● WORK INSTRUCTIONS
Lift out all lines below that contain "when".
===== EXCERPTED RECORDS
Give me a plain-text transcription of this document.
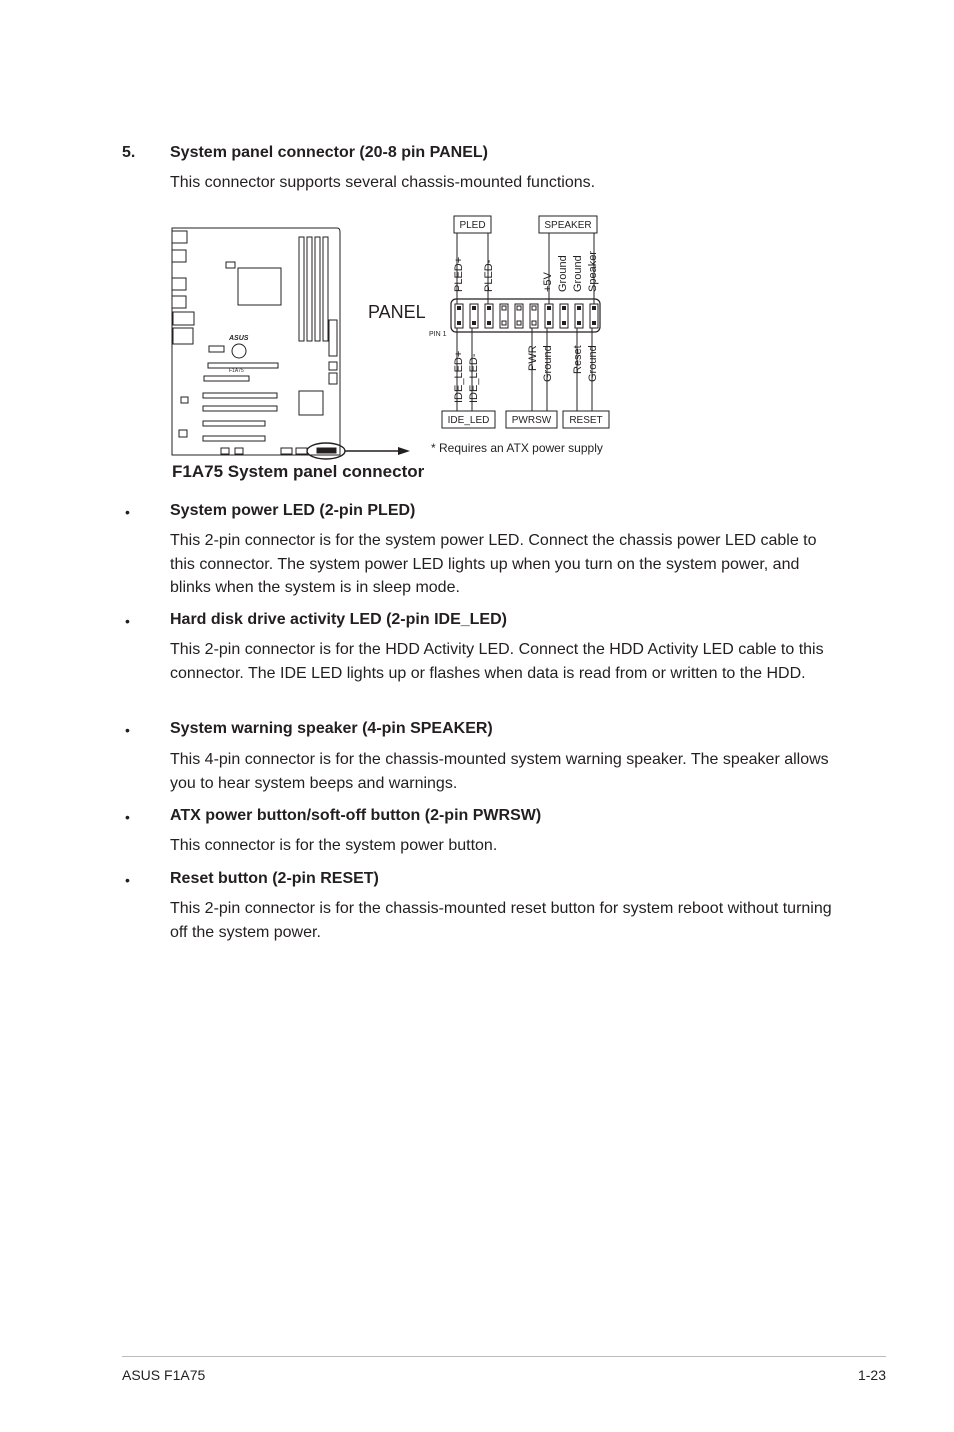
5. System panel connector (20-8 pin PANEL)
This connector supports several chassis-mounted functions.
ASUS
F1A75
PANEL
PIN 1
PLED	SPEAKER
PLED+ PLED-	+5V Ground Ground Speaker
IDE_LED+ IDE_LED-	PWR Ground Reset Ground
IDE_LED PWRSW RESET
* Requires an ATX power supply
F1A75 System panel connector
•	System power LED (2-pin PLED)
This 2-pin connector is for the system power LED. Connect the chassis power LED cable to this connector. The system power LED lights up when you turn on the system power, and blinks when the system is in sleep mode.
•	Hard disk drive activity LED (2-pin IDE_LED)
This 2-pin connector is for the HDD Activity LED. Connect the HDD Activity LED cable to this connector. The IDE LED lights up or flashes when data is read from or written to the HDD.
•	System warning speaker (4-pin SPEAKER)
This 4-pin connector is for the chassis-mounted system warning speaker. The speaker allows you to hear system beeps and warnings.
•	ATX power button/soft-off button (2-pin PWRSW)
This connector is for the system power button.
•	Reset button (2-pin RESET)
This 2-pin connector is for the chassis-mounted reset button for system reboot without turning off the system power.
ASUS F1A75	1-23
==========
● WRITTEN RESPONSE
This 2-pin connector is for the system power LED. Connect the chassis power LED cable to this connector. The system power LED lights up when you turn on the system power, and blinks when the system is in sleep mode.
This 2-pin connector is for the HDD Activity LED. Connect the HDD Activity LED cable to this connector. The IDE LED lights up or flashes when data is read from or written to the HDD.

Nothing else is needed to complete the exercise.